┌─ PROVIDED DATA

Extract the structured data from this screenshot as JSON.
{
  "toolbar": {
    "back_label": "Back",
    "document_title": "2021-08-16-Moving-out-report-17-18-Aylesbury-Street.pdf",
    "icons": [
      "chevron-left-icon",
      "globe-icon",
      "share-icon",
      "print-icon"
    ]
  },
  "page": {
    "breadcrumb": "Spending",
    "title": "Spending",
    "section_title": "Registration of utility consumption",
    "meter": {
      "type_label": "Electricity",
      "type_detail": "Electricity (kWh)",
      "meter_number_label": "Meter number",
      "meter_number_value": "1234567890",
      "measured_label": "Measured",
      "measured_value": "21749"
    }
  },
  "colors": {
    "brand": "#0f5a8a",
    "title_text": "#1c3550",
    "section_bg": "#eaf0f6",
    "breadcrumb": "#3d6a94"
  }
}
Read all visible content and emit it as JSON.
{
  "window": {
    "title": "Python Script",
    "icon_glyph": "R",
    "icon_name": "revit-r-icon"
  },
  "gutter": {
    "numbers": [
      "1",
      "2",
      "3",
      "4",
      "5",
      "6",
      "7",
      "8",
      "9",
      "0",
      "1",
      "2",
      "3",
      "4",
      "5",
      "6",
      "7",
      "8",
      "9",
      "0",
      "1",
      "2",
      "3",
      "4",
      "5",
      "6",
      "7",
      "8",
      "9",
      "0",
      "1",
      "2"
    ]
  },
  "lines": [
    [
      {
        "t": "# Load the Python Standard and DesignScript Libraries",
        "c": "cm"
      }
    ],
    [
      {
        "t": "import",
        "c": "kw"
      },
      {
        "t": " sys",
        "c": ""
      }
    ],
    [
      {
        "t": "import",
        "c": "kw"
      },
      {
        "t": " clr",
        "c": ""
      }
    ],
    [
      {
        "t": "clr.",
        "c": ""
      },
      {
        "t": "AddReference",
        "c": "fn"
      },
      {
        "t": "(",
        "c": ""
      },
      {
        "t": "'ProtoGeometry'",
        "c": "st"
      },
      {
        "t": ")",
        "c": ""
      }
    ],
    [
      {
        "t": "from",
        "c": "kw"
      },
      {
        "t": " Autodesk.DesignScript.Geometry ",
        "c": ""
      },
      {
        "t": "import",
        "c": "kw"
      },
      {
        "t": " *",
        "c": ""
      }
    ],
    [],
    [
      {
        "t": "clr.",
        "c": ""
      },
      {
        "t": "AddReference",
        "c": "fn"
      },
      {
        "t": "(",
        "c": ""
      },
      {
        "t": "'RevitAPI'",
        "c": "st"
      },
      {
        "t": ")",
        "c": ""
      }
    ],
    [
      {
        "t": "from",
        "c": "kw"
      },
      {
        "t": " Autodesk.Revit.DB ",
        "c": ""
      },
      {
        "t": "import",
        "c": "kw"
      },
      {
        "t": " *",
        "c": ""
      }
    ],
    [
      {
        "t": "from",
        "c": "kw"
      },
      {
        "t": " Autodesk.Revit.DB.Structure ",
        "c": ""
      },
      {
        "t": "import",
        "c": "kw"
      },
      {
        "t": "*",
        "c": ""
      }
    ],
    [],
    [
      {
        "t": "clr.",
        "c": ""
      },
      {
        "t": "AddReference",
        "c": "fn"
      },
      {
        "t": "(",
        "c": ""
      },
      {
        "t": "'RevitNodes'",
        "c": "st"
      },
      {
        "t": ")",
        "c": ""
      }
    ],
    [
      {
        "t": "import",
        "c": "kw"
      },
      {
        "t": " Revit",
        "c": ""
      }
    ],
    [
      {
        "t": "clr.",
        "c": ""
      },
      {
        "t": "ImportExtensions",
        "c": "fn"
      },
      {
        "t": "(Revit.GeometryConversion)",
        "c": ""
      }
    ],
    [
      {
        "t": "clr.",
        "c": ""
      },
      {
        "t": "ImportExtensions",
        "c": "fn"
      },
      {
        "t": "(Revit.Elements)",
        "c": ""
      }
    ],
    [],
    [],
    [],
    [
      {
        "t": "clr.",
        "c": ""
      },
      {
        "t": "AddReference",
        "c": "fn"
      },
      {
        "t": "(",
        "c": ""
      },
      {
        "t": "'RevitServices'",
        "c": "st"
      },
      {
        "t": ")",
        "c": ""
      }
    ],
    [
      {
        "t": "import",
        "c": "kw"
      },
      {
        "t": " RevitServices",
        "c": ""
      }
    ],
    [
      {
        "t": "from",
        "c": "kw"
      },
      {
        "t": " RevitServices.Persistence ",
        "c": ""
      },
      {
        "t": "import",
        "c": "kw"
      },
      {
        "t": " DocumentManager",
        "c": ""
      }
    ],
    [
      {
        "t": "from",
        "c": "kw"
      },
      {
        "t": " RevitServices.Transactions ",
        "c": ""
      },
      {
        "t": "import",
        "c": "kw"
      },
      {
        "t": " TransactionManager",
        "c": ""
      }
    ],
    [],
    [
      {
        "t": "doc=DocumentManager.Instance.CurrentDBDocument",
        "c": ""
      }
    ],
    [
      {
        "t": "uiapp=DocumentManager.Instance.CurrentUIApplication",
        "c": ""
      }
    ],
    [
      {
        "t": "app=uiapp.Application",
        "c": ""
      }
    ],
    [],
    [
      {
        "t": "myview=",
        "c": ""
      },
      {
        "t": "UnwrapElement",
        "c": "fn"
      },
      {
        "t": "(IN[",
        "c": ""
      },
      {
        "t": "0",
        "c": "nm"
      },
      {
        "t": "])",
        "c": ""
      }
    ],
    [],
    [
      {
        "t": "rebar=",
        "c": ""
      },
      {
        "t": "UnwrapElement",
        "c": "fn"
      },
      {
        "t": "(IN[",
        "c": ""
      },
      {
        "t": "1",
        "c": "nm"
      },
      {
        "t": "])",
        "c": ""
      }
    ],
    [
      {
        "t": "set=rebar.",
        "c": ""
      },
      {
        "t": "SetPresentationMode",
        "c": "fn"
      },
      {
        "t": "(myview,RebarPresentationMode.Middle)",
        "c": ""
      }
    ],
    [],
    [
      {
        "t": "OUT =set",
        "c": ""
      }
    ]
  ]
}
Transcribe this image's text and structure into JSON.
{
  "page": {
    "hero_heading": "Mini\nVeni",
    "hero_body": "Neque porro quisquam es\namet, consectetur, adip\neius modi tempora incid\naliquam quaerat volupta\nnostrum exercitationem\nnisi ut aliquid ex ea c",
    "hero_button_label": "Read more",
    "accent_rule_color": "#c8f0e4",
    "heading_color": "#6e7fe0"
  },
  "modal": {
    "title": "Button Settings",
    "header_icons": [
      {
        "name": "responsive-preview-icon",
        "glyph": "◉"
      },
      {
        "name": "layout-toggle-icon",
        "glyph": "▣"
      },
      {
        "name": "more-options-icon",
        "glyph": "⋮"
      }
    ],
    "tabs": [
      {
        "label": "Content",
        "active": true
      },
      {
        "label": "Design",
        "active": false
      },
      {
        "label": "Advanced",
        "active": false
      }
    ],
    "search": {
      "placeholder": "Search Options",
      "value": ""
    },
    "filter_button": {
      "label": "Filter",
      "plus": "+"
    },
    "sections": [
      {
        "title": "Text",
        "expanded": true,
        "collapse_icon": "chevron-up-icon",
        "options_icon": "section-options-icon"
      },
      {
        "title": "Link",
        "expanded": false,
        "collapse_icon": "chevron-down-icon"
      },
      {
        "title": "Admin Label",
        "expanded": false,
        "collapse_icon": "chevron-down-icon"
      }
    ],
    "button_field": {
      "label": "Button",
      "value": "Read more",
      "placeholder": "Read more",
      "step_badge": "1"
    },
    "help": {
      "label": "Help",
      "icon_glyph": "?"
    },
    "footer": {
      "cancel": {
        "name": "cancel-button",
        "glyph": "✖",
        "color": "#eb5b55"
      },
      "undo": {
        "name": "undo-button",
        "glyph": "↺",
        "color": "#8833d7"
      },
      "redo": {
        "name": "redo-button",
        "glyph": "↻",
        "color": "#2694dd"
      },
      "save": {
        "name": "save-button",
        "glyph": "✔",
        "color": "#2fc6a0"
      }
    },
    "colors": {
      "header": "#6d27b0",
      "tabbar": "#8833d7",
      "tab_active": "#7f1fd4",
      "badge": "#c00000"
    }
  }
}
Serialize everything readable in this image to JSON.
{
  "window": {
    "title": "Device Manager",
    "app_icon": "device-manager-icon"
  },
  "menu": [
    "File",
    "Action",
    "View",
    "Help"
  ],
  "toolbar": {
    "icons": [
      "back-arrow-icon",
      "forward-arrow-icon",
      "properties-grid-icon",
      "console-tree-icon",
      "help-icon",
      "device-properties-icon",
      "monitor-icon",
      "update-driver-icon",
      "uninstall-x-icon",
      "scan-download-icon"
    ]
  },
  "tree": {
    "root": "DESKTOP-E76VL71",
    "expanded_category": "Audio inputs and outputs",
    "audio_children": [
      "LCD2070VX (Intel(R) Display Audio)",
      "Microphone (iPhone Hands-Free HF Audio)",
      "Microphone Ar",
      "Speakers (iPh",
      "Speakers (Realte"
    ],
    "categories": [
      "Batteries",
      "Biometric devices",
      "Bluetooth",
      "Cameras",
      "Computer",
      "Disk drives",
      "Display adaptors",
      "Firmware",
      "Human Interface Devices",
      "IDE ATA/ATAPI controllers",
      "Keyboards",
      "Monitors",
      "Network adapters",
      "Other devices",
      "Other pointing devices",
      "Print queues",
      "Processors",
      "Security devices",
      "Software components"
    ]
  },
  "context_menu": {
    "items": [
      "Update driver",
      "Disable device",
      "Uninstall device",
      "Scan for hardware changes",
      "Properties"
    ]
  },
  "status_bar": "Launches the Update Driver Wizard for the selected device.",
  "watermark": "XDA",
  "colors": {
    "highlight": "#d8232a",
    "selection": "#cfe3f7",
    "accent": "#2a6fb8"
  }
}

└─

SET EXERCISE
Above are records; say how many of their lines contain the word "image", giving only the number.

FULL OUTPUT
2